[Layout coordinate data]

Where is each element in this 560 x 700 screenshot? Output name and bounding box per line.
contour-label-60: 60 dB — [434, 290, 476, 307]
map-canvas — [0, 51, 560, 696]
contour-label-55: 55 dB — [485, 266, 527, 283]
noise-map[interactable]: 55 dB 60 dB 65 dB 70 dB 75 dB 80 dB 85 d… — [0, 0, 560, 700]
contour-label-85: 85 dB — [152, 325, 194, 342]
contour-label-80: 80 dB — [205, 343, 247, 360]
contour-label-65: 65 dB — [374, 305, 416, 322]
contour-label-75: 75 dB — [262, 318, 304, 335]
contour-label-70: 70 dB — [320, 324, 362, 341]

Task description
Arrange the items above as a two-column CSV with the headers "prompt" and "response", one row per item. Put each item's text and its answer in a single quoted field, replacing line breaks with spaces.

Solution for this exercise
prompt,response
"Where is each element in this 560 x 700 screenshot? Output name and bounding box per line.","contour-label-60: 60 dB — [434, 290, 476, 307] map-canvas — [0, 51, 560, 696] contour-label-55: 55 dB — [485, 266, 527, 283] noise-map[interactable]: 55 dB 60 dB 65 dB 70 dB 75 dB 80 dB 85 d… — [0, 0, 560, 700] contour-label-85: 85 dB — [152, 325, 194, 342] contour-label-80: 80 dB — [205, 343, 247, 360] contour-label-65: 65 dB — [374, 305, 416, 322] contour-label-75: 75 dB — [262, 318, 304, 335] contour-label-70: 70 dB — [320, 324, 362, 341]"